╭─ Material supplied

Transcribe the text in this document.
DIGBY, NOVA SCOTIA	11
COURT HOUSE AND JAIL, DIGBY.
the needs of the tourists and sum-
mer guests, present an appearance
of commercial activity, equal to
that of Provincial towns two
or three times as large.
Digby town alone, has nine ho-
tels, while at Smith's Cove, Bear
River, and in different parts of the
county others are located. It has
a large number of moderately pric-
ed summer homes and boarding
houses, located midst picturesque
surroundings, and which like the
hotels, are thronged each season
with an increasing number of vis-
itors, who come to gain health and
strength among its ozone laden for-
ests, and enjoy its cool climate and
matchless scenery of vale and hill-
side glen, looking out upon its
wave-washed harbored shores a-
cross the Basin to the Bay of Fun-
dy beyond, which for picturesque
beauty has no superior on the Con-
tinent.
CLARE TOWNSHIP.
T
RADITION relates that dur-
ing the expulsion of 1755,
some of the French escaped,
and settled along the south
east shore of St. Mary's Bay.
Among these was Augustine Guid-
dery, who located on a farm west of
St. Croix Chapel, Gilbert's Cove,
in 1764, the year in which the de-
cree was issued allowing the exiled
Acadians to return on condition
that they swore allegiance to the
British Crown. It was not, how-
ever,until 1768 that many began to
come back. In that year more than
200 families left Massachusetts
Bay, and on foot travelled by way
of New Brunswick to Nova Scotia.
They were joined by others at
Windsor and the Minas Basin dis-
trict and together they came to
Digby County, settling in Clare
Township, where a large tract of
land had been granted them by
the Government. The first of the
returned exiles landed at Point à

╰─

## Requirements
Send back each record exactly as it stands.

## Solution to the exercise
Transcribe the text in this document.
DIGBY, NOVA SCOTIA	11
COURT HOUSE AND JAIL, DIGBY.
the needs of the tourists and sum-
mer guests, present an appearance
of commercial activity, equal to
that of Provincial towns two
or three times as large.
Digby town alone, has nine ho-
tels, while at Smith's Cove, Bear
River, and in different parts of the
county others are located. It has
a large number of moderately pric-
ed summer homes and boarding
houses, located midst picturesque
surroundings, and which like the
hotels, are thronged each season
with an increasing number of vis-
itors, who come to gain health and
strength among its ozone laden for-
ests, and enjoy its cool climate and
matchless scenery of vale and hill-
side glen, looking out upon its
wave-washed harbored shores a-
cross the Basin to the Bay of Fun-
dy beyond, which for picturesque
beauty has no superior on the Con-
tinent.
CLARE TOWNSHIP.
T
RADITION relates that dur-
ing the expulsion of 1755,
some of the French escaped,
and settled along the south
east shore of St. Mary's Bay.
Among these was Augustine Guid-
dery, who located on a farm west of
St. Croix Chapel, Gilbert's Cove,
in 1764, the year in which the de-
cree was issued allowing the exiled
Acadians to return on condition
that they swore allegiance to the
British Crown. It was not, how-
ever,until 1768 that many began to
come back. In that year more than
200 families left Massachusetts
Bay, and on foot travelled by way
of New Brunswick to Nova Scotia.
They were joined by others at
Windsor and the Minas Basin dis-
trict and together they came to
Digby County, settling in Clare
Township, where a large tract of
land had been granted them by
the Government. The first of the
returned exiles landed at Point à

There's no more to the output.